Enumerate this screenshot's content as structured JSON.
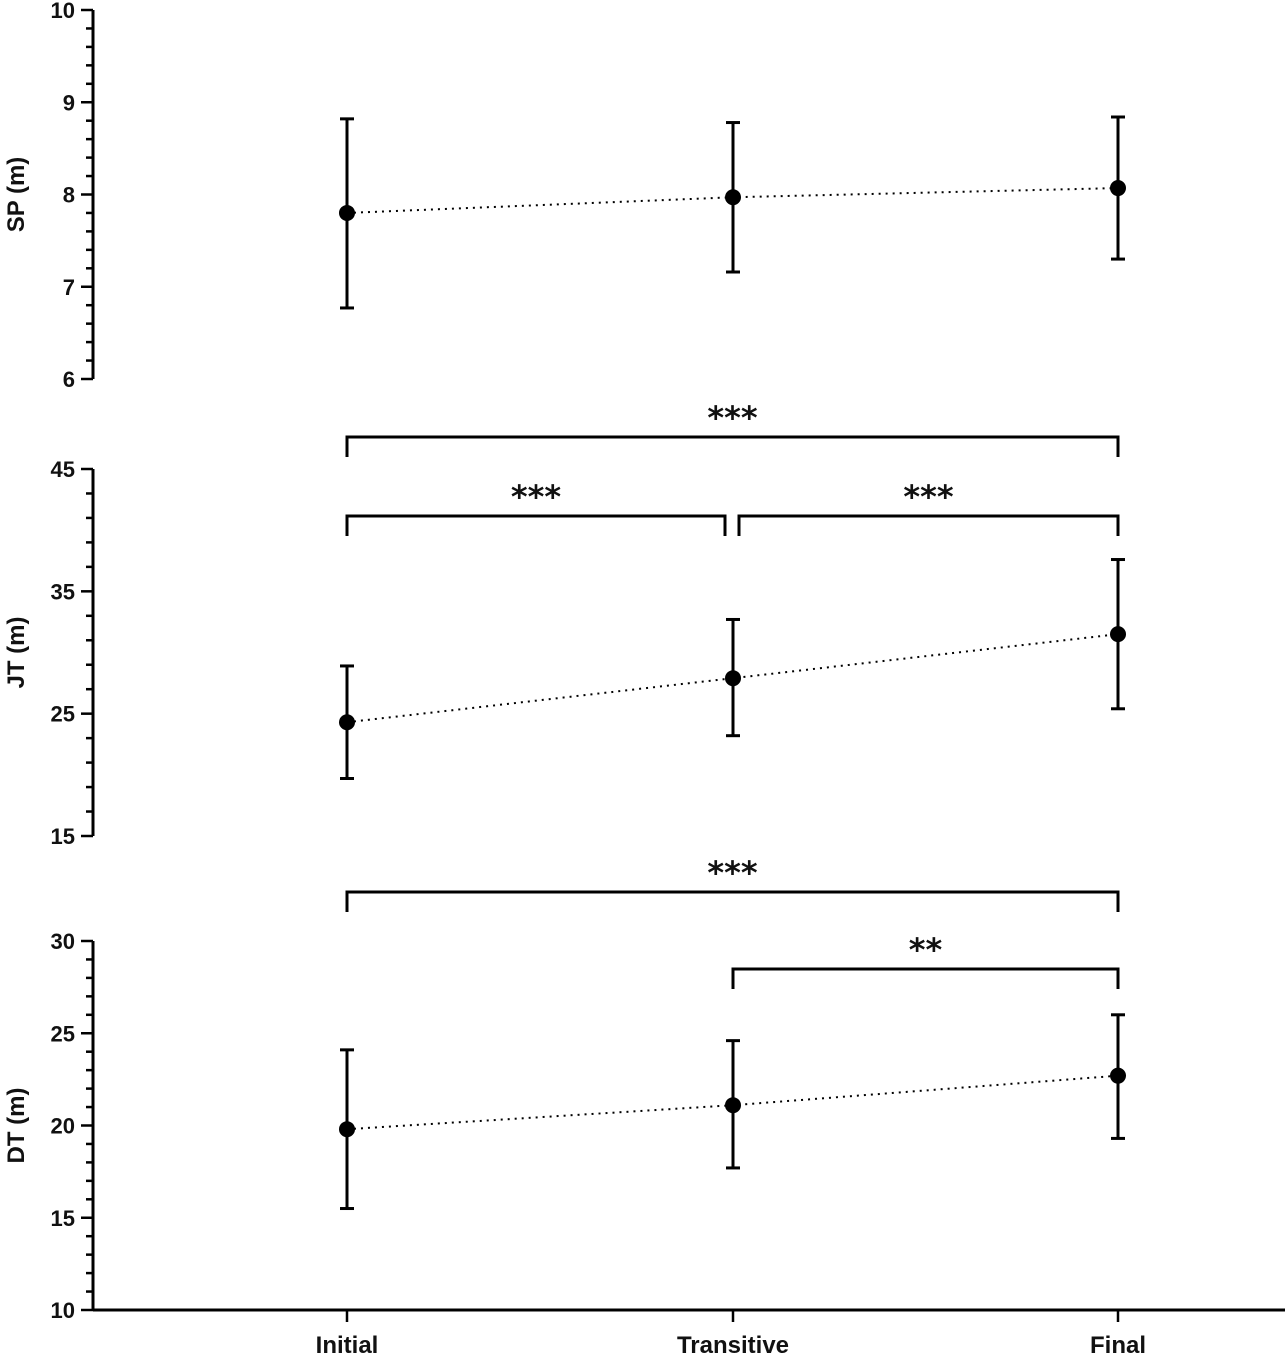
{
  "chart_data": {
    "type": "line",
    "categories": [
      "Initial",
      "Transitive",
      "Final"
    ],
    "panels": [
      {
        "ylabel": "SP (m)",
        "ylim": [
          6,
          10
        ],
        "yticks": [
          6,
          7,
          8,
          9,
          10
        ],
        "series": [
          {
            "values": [
              7.8,
              7.97,
              8.07
            ],
            "err_low": [
              6.77,
              7.16,
              7.3
            ],
            "err_high": [
              8.82,
              8.78,
              8.84
            ]
          }
        ],
        "annotations": []
      },
      {
        "ylabel": "JT (m)",
        "ylim": [
          15,
          45
        ],
        "yticks": [
          15,
          25,
          35,
          45
        ],
        "series": [
          {
            "values": [
              24.3,
              27.9,
              31.5
            ],
            "err_low": [
              19.7,
              23.2,
              25.4
            ],
            "err_high": [
              28.9,
              32.7,
              37.6
            ]
          }
        ],
        "annotations": [
          {
            "from": 0,
            "to": 2,
            "text": "***"
          },
          {
            "from": 0,
            "to": 1,
            "text": "***"
          },
          {
            "from": 1,
            "to": 2,
            "text": "***"
          }
        ]
      },
      {
        "ylabel": "DT (m)",
        "ylim": [
          10,
          30
        ],
        "yticks": [
          10,
          15,
          20,
          25,
          30
        ],
        "series": [
          {
            "values": [
              19.8,
              21.1,
              22.7
            ],
            "err_low": [
              15.5,
              17.7,
              19.3
            ],
            "err_high": [
              24.1,
              24.6,
              26.0
            ]
          }
        ],
        "annotations": [
          {
            "from": 0,
            "to": 2,
            "text": "***"
          },
          {
            "from": 1,
            "to": 2,
            "text": "**"
          }
        ]
      }
    ]
  }
}
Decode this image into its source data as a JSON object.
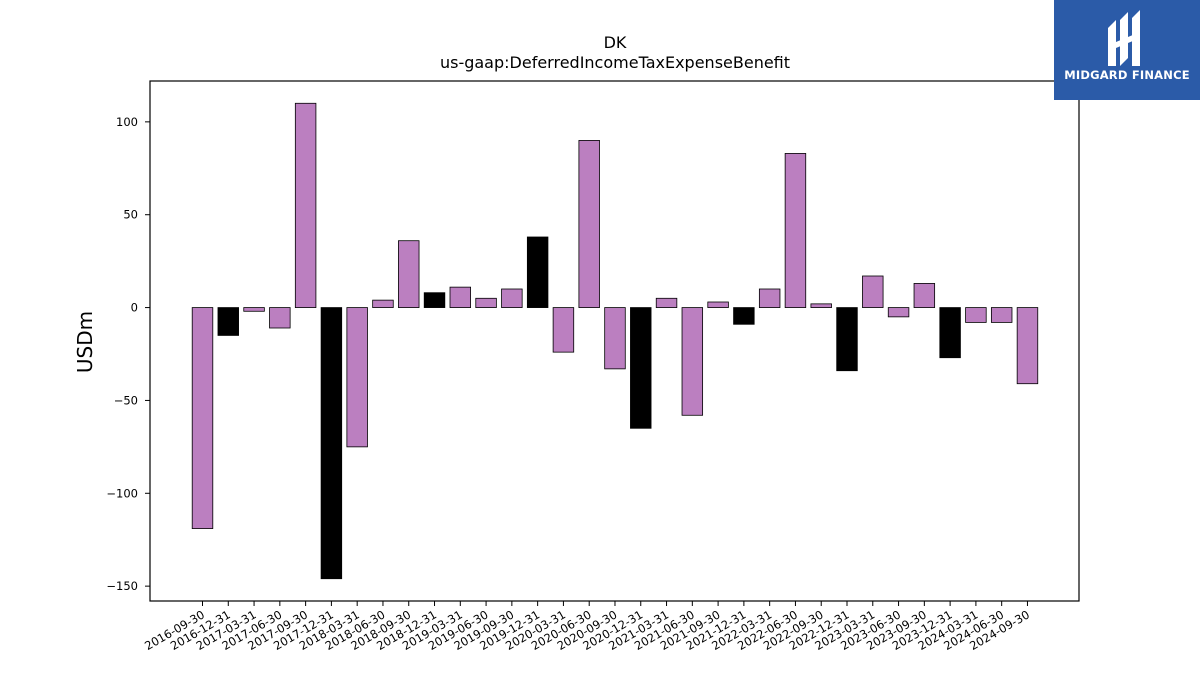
{
  "chart_data": {
    "type": "bar",
    "title": "DK",
    "subtitle": "us-gaap:DeferredIncomeTaxExpenseBenefit",
    "xlabel": "",
    "ylabel": "USDm",
    "ylim": [
      -158,
      122
    ],
    "yticks": [
      100,
      50,
      0,
      -50,
      -100,
      -150
    ],
    "grid": false,
    "categories": [
      "2016-09-30",
      "2016-12-31",
      "2017-03-31",
      "2017-06-30",
      "2017-09-30",
      "2017-12-31",
      "2018-03-31",
      "2018-06-30",
      "2018-09-30",
      "2018-12-31",
      "2019-03-31",
      "2019-06-30",
      "2019-09-30",
      "2019-12-31",
      "2020-03-31",
      "2020-06-30",
      "2020-09-30",
      "2020-12-31",
      "2021-03-31",
      "2021-06-30",
      "2021-09-30",
      "2021-12-31",
      "2022-03-31",
      "2022-06-30",
      "2022-09-30",
      "2022-12-31",
      "2023-03-31",
      "2023-06-30",
      "2023-09-30",
      "2023-12-31",
      "2024-03-31",
      "2024-06-30",
      "2024-09-30"
    ],
    "values": [
      -119,
      -15,
      -2,
      -11,
      110,
      -146,
      -75,
      4,
      36,
      8,
      11,
      5,
      10,
      38,
      -24,
      90,
      -33,
      -65,
      5,
      -58,
      3,
      -9,
      10,
      83,
      2,
      -34,
      17,
      -5,
      13,
      -27,
      -8,
      -8,
      -41
    ],
    "colors": {
      "normal": "#bb7fc0",
      "year_end": "#000000",
      "edge": "#000000"
    },
    "year_end_colored": [
      "2016-12-31",
      "2017-12-31",
      "2018-12-31",
      "2019-12-31",
      "2020-12-31",
      "2021-12-31",
      "2022-12-31",
      "2023-12-31"
    ]
  },
  "logo": {
    "text": "MIDGARD FINANCE",
    "bg": "#2b5ba8"
  }
}
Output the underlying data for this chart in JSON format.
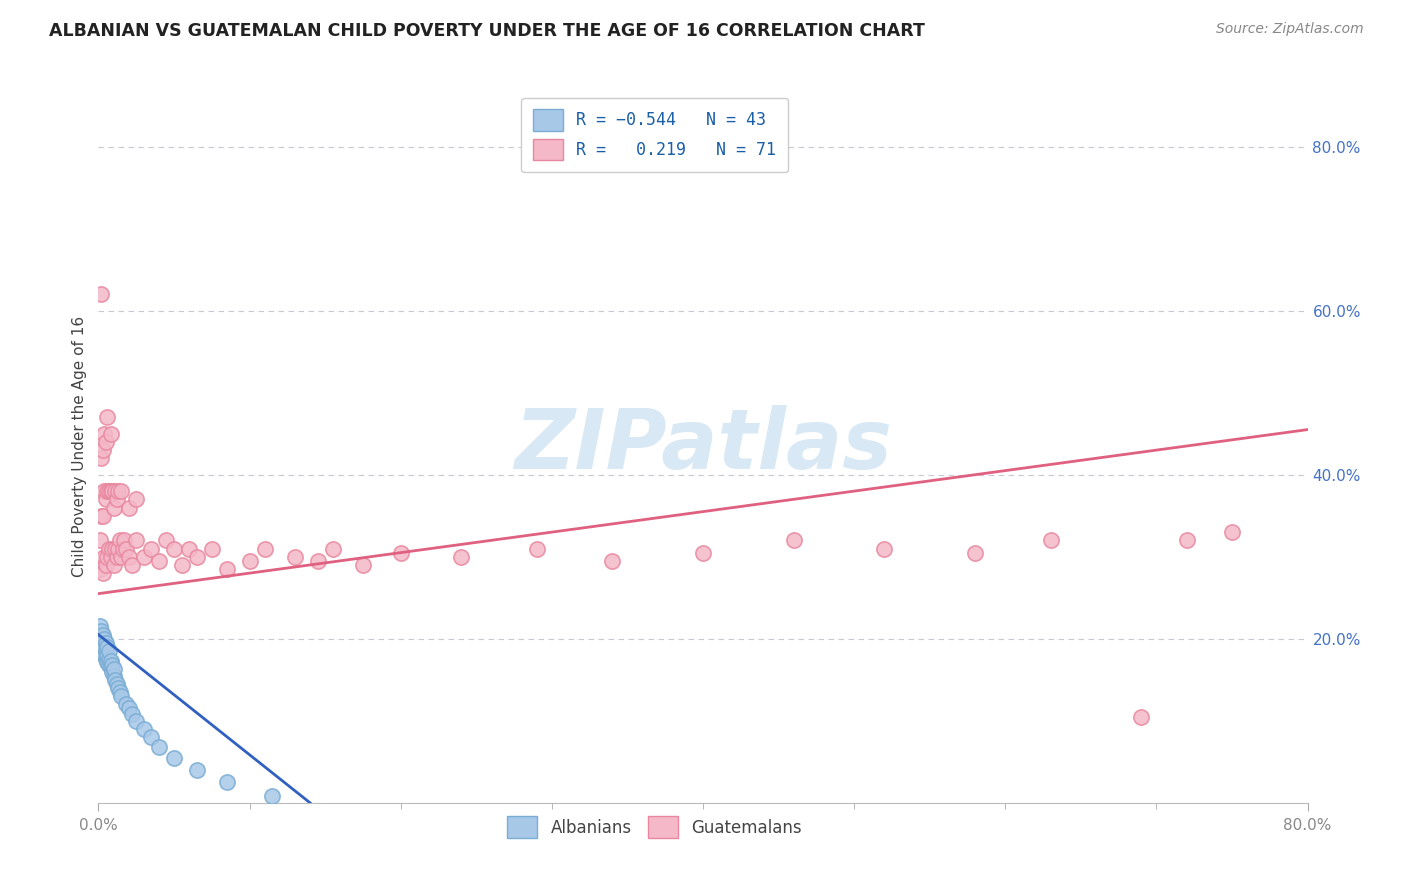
{
  "title": "ALBANIAN VS GUATEMALAN CHILD POVERTY UNDER THE AGE OF 16 CORRELATION CHART",
  "source": "Source: ZipAtlas.com",
  "ylabel": "Child Poverty Under the Age of 16",
  "r_albanian": -0.544,
  "n_albanian": 43,
  "r_guatemalan": 0.219,
  "n_guatemalan": 71,
  "albanian_dot_color": "#a8c8e8",
  "albanian_edge_color": "#7aadd4",
  "guatemalan_dot_color": "#f4b8c8",
  "guatemalan_edge_color": "#e888a0",
  "albanian_line_color": "#3060c0",
  "guatemalan_line_color": "#e06080",
  "background_color": "#ffffff",
  "watermark_color": "#d8e8f4",
  "grid_color": "#c8c8d8",
  "right_tick_color": "#4472c4",
  "x_tick_color": "#888888",
  "title_color": "#222222",
  "source_color": "#888888",
  "ylabel_color": "#444444",
  "legend_color": "#1a5fa8",
  "bottom_legend_color": "#444444",
  "xlim": [
    0.0,
    0.8
  ],
  "ylim": [
    0.0,
    0.87
  ],
  "x_ticks": [
    0.0,
    0.8
  ],
  "x_tick_minor": [
    0.1,
    0.2,
    0.3,
    0.4,
    0.5,
    0.6,
    0.7
  ],
  "y_ticks_right": [
    0.2,
    0.4,
    0.6,
    0.8
  ],
  "alb_x": [
    0.001,
    0.001,
    0.001,
    0.002,
    0.002,
    0.002,
    0.003,
    0.003,
    0.003,
    0.004,
    0.004,
    0.004,
    0.005,
    0.005,
    0.005,
    0.006,
    0.006,
    0.006,
    0.007,
    0.007,
    0.007,
    0.008,
    0.008,
    0.009,
    0.009,
    0.01,
    0.01,
    0.011,
    0.012,
    0.013,
    0.014,
    0.015,
    0.018,
    0.02,
    0.022,
    0.025,
    0.03,
    0.035,
    0.04,
    0.05,
    0.065,
    0.085,
    0.115
  ],
  "alb_y": [
    0.195,
    0.205,
    0.215,
    0.19,
    0.2,
    0.21,
    0.185,
    0.195,
    0.205,
    0.18,
    0.19,
    0.2,
    0.175,
    0.185,
    0.195,
    0.172,
    0.18,
    0.19,
    0.168,
    0.175,
    0.185,
    0.165,
    0.173,
    0.16,
    0.168,
    0.155,
    0.163,
    0.15,
    0.145,
    0.14,
    0.135,
    0.13,
    0.12,
    0.115,
    0.108,
    0.1,
    0.09,
    0.08,
    0.068,
    0.055,
    0.04,
    0.025,
    0.008
  ],
  "guat_x": [
    0.001,
    0.001,
    0.002,
    0.002,
    0.002,
    0.003,
    0.003,
    0.003,
    0.004,
    0.004,
    0.004,
    0.005,
    0.005,
    0.005,
    0.006,
    0.006,
    0.006,
    0.007,
    0.007,
    0.008,
    0.008,
    0.008,
    0.009,
    0.009,
    0.01,
    0.01,
    0.011,
    0.011,
    0.012,
    0.012,
    0.013,
    0.013,
    0.014,
    0.015,
    0.015,
    0.016,
    0.017,
    0.018,
    0.02,
    0.02,
    0.022,
    0.025,
    0.025,
    0.03,
    0.035,
    0.04,
    0.045,
    0.05,
    0.055,
    0.06,
    0.065,
    0.075,
    0.085,
    0.1,
    0.11,
    0.13,
    0.145,
    0.155,
    0.175,
    0.2,
    0.24,
    0.29,
    0.34,
    0.4,
    0.46,
    0.52,
    0.58,
    0.63,
    0.69,
    0.72,
    0.75
  ],
  "guat_y": [
    0.285,
    0.32,
    0.35,
    0.42,
    0.62,
    0.28,
    0.35,
    0.43,
    0.3,
    0.38,
    0.45,
    0.29,
    0.37,
    0.44,
    0.3,
    0.38,
    0.47,
    0.31,
    0.38,
    0.3,
    0.38,
    0.45,
    0.31,
    0.38,
    0.29,
    0.36,
    0.31,
    0.38,
    0.3,
    0.37,
    0.31,
    0.38,
    0.32,
    0.3,
    0.38,
    0.31,
    0.32,
    0.31,
    0.3,
    0.36,
    0.29,
    0.32,
    0.37,
    0.3,
    0.31,
    0.295,
    0.32,
    0.31,
    0.29,
    0.31,
    0.3,
    0.31,
    0.285,
    0.295,
    0.31,
    0.3,
    0.295,
    0.31,
    0.29,
    0.305,
    0.3,
    0.31,
    0.295,
    0.305,
    0.32,
    0.31,
    0.305,
    0.32,
    0.105,
    0.32,
    0.33
  ],
  "alb_line_x0": 0.0,
  "alb_line_x1": 0.14,
  "alb_line_y0": 0.205,
  "alb_line_y1": 0.0,
  "guat_line_x0": 0.0,
  "guat_line_x1": 0.8,
  "guat_line_y0": 0.255,
  "guat_line_y1": 0.455
}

Problem statement:
Say how many lines of the data include the word "JSON". Nothing other than the number should be given.

Output of the task:
3